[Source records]
----------------------------------------

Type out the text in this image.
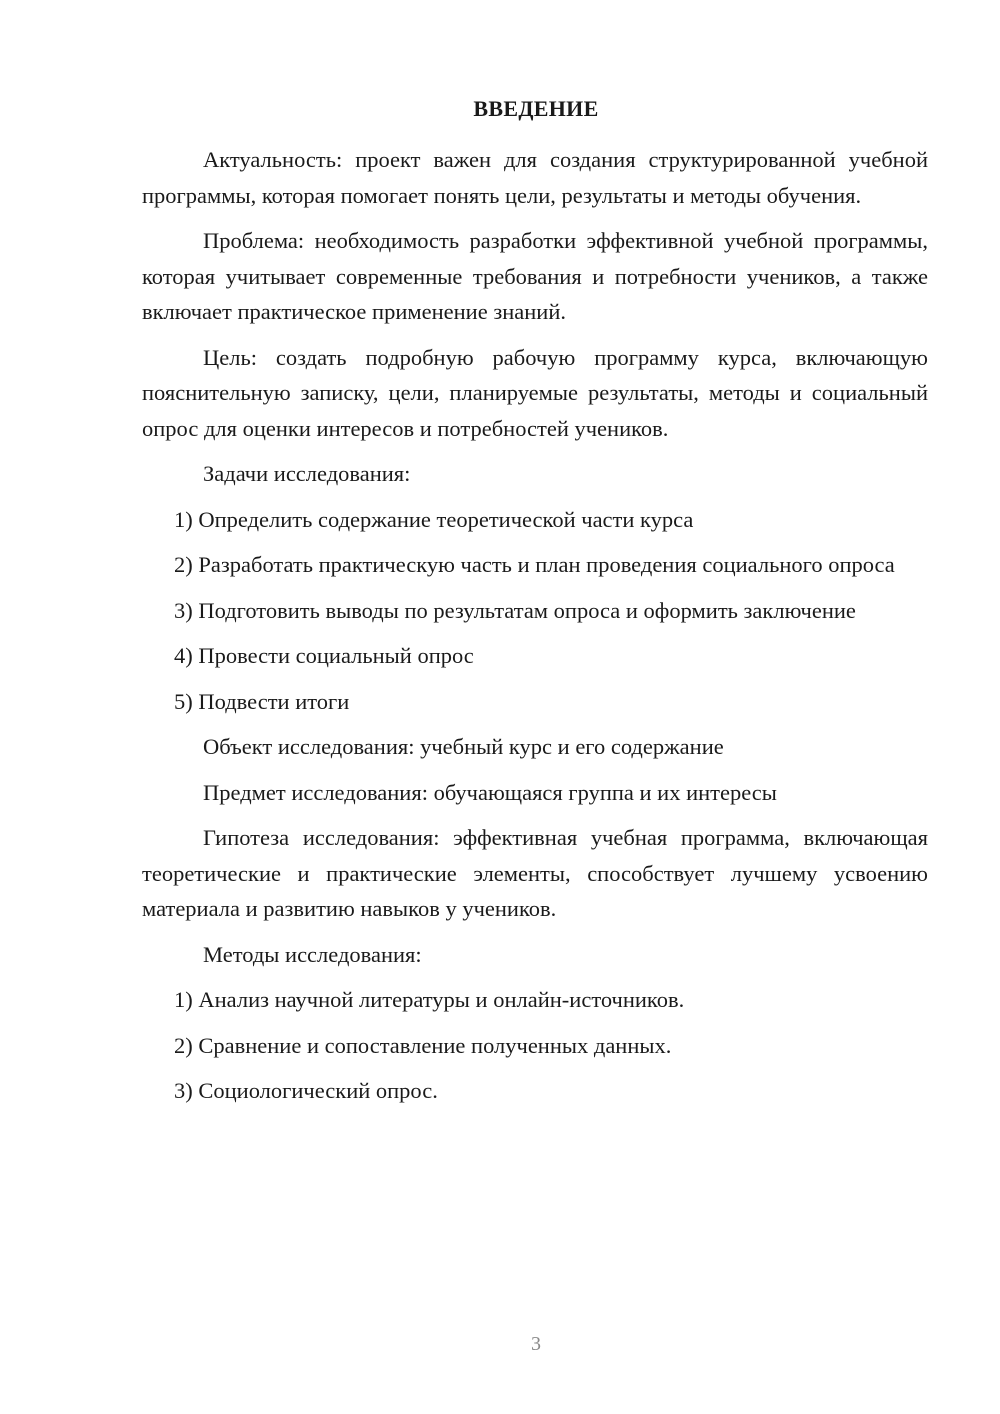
ВВЕДЕНИЕ

Актуальность: проект важен для создания структурированной учебной программы, которая помогает понять цели, результаты и методы обучения.

Проблема: необходимость разработки эффективной учебной программы, которая учитывает современные требования и потребности учеников, а также включает практическое применение знаний.

Цель: создать подробную рабочую программу курса, включающую пояснительную записку, цели, планируемые результаты, методы и социальный опрос для оценки интересов и потребностей учеников.

Задачи исследования:

1) Определить содержание теоретической части курса

2) Разработать практическую часть и план проведения социального опроса

3) Подготовить выводы по результатам опроса и оформить заключение

4) Провести социальный опрос

5) Подвести итоги

Объект исследования: учебный курс и его содержание

Предмет исследования: обучающаяся группа и их интересы

Гипотеза исследования: эффективная учебная программа, включающая теоретические и практические элементы, способствует лучшему усвоению материала и развитию навыков у учеников.

Методы исследования:

1) Анализ научной литературы и онлайн-источников.

2) Сравнение и сопоставление полученных данных.

3) Социологический опрос.

3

----------------------------------------

Omitting all images, retype each line of the records precisely.

FINAL RESULT —
Type out the text in this image.
ВВЕДЕНИЕ

Актуальность: проект важен для создания структурированной учебной программы, которая помогает понять цели, результаты и методы обучения.

Проблема: необходимость разработки эффективной учебной программы, которая учитывает современные требования и потребности учеников, а также включает практическое применение знаний.

Цель: создать подробную рабочую программу курса, включающую пояснительную записку, цели, планируемые результаты, методы и социальный опрос для оценки интересов и потребностей учеников.

Задачи исследования:

1) Определить содержание теоретической части курса

2) Разработать практическую часть и план проведения социального опроса

3) Подготовить выводы по результатам опроса и оформить заключение

4) Провести социальный опрос

5) Подвести итоги

Объект исследования: учебный курс и его содержание

Предмет исследования: обучающаяся группа и их интересы

Гипотеза исследования: эффективная учебная программа, включающая теоретические и практические элементы, способствует лучшему усвоению материала и развитию навыков у учеников.

Методы исследования:

1) Анализ научной литературы и онлайн-источников.

2) Сравнение и сопоставление полученных данных.

3) Социологический опрос.

3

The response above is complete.